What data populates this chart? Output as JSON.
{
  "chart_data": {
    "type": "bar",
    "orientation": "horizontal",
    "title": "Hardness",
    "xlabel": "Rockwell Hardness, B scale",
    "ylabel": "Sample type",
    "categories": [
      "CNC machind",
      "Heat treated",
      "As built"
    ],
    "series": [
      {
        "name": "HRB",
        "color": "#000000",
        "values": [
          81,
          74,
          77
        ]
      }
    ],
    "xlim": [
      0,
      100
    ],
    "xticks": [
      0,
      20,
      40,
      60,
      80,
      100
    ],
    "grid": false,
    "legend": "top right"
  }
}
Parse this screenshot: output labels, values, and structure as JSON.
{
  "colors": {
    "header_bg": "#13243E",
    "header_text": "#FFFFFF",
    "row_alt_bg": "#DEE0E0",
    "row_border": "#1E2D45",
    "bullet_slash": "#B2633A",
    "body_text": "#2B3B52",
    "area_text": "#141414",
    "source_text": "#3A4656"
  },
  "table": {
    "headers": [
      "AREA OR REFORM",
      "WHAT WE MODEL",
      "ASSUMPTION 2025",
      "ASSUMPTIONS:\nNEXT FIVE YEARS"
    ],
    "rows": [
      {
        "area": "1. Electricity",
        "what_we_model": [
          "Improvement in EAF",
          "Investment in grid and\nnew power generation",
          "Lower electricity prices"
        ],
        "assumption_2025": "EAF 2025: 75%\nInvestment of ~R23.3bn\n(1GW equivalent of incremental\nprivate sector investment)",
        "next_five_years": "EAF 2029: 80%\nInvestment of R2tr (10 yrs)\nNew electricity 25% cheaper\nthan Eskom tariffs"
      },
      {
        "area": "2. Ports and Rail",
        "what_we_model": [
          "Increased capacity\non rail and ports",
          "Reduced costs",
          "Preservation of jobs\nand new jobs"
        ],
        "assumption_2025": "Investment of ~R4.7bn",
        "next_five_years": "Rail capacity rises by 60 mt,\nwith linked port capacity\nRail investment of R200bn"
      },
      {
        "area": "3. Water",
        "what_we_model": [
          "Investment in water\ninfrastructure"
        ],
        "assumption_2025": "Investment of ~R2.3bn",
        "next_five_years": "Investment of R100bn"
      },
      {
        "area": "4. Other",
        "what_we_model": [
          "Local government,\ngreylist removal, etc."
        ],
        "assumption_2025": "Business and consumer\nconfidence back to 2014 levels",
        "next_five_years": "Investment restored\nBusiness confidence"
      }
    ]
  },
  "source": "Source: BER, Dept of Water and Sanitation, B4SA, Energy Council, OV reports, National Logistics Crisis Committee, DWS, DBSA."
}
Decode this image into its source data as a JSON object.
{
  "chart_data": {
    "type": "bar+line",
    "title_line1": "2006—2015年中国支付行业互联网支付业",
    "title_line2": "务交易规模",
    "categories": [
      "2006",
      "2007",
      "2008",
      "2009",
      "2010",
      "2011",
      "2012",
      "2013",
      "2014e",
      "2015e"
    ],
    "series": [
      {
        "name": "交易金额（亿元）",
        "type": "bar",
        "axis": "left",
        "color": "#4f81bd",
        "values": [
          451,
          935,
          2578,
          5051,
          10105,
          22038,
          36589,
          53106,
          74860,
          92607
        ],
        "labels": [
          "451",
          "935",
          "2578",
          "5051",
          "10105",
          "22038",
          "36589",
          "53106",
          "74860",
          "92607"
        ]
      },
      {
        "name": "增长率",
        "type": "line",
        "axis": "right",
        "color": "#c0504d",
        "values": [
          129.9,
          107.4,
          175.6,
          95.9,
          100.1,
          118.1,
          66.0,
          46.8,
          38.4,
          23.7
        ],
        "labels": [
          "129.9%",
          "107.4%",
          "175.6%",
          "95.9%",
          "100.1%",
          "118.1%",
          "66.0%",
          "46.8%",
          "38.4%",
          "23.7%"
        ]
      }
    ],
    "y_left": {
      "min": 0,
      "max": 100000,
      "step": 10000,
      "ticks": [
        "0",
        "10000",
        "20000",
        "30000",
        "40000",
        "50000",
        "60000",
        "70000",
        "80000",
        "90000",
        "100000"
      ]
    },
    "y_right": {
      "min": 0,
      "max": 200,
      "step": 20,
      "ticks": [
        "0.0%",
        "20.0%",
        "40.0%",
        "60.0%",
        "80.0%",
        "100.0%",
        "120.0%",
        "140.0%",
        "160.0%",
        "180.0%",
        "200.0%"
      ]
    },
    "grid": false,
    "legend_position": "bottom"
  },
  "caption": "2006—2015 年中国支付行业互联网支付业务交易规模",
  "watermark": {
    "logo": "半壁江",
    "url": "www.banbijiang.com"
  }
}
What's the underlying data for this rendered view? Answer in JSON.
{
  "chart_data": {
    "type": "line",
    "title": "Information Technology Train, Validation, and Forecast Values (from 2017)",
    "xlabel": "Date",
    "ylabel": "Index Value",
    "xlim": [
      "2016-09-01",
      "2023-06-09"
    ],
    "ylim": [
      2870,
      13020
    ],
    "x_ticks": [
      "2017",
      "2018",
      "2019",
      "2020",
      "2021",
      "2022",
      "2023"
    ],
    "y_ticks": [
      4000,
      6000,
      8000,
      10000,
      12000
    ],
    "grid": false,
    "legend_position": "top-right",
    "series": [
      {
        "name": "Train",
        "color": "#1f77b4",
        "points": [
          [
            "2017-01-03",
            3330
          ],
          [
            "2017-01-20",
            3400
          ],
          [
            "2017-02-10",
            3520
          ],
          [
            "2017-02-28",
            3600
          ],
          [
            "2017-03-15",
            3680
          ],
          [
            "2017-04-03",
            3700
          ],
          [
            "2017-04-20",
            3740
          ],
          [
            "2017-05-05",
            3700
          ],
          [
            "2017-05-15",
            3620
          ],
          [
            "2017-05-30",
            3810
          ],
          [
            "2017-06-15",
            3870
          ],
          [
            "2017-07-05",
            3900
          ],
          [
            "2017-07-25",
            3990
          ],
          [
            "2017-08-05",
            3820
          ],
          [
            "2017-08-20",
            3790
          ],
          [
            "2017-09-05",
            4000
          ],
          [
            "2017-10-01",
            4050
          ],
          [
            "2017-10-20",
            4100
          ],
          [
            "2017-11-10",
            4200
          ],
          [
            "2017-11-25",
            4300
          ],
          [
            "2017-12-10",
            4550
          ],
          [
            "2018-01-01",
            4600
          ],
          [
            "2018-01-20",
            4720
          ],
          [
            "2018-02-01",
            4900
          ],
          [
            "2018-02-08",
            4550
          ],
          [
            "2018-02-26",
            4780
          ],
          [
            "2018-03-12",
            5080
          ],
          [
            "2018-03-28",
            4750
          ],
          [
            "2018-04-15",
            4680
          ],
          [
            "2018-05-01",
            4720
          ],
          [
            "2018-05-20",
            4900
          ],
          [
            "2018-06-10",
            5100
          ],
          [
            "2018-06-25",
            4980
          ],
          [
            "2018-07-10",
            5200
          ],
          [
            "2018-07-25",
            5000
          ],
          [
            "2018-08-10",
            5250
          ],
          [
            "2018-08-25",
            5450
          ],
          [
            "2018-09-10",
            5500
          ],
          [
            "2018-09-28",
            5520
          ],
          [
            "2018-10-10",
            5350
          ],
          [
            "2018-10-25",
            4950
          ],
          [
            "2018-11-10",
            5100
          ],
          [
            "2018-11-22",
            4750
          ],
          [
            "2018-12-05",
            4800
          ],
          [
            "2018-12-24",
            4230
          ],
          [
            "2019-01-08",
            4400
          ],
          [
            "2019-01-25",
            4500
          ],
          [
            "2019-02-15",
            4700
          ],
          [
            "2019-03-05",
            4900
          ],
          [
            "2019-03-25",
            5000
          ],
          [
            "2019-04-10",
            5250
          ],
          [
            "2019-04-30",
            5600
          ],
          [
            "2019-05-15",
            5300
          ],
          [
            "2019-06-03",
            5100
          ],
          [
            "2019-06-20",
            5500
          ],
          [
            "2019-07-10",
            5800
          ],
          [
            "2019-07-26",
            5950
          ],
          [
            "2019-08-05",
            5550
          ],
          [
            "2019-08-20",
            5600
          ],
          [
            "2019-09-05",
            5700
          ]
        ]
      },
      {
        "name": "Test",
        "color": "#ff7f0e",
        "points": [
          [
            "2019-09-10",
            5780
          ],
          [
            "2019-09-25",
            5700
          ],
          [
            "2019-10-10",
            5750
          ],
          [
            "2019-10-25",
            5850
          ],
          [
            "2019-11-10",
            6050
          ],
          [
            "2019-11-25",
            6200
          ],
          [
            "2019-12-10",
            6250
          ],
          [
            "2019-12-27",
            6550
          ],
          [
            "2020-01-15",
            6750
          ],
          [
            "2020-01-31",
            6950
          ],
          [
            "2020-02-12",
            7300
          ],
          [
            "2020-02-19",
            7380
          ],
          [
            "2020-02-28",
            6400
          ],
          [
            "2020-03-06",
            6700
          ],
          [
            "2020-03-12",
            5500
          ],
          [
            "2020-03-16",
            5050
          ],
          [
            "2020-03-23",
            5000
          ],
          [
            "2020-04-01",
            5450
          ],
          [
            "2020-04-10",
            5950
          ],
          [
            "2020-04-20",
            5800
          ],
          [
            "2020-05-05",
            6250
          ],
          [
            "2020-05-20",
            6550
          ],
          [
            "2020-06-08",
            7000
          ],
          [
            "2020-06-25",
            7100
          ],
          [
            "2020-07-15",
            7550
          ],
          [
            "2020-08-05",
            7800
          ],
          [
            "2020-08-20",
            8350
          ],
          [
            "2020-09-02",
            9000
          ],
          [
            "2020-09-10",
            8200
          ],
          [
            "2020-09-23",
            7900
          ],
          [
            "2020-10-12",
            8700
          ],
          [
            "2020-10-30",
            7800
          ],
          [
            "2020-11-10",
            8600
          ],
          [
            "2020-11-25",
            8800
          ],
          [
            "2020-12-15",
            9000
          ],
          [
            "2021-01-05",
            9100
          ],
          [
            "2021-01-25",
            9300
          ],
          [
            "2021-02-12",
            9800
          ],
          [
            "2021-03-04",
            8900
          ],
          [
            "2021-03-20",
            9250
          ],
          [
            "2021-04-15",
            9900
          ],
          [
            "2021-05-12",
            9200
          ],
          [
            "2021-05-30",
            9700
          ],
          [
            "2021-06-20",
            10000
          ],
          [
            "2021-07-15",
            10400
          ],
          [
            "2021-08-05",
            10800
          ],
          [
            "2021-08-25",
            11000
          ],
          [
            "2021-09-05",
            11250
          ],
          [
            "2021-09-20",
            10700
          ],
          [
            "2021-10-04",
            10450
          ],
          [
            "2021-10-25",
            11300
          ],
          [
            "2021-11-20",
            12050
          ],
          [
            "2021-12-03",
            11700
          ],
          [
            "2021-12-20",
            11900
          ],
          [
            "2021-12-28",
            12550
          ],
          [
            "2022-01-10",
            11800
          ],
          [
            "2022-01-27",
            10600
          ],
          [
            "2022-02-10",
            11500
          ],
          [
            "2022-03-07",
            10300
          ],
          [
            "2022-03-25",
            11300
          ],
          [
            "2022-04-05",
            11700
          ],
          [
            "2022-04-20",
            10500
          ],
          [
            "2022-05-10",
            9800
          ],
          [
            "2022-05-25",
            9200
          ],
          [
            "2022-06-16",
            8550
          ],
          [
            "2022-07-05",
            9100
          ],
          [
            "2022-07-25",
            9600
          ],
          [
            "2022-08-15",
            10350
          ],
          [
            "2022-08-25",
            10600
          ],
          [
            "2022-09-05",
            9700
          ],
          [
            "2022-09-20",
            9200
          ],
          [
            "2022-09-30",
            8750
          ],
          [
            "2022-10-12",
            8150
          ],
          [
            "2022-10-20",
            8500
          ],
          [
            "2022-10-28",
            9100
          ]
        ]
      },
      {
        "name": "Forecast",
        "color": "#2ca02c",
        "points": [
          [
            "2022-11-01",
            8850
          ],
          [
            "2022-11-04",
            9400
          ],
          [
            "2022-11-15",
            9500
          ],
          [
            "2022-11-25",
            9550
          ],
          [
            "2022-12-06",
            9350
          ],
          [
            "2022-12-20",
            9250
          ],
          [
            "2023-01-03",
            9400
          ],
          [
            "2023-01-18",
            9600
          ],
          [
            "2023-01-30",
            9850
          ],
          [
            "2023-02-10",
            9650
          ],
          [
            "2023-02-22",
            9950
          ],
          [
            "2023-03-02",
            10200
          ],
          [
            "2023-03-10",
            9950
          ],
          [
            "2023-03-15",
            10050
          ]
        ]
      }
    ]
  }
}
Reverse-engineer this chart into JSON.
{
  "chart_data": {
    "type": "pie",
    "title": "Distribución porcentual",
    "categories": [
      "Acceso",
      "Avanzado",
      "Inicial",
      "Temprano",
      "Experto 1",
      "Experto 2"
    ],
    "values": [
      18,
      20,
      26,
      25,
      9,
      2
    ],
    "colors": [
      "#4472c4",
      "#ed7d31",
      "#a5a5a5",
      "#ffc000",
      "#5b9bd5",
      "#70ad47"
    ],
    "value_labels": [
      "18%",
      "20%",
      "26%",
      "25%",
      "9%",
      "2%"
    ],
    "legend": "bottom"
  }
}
::::::
Work instructions:
Repeat word for word the lines running from the line containing "Reverse-engineer this chart into JSON." to the end of the entries above, inclusive.

Exercise solution:
Reverse-engineer this chart into JSON.
{
  "chart_data": {
    "type": "pie",
    "title": "Distribución porcentual",
    "categories": [
      "Acceso",
      "Avanzado",
      "Inicial",
      "Temprano",
      "Experto 1",
      "Experto 2"
    ],
    "values": [
      18,
      20,
      26,
      25,
      9,
      2
    ],
    "colors": [
      "#4472c4",
      "#ed7d31",
      "#a5a5a5",
      "#ffc000",
      "#5b9bd5",
      "#70ad47"
    ],
    "value_labels": [
      "18%",
      "20%",
      "26%",
      "25%",
      "9%",
      "2%"
    ],
    "legend": "bottom"
  }
}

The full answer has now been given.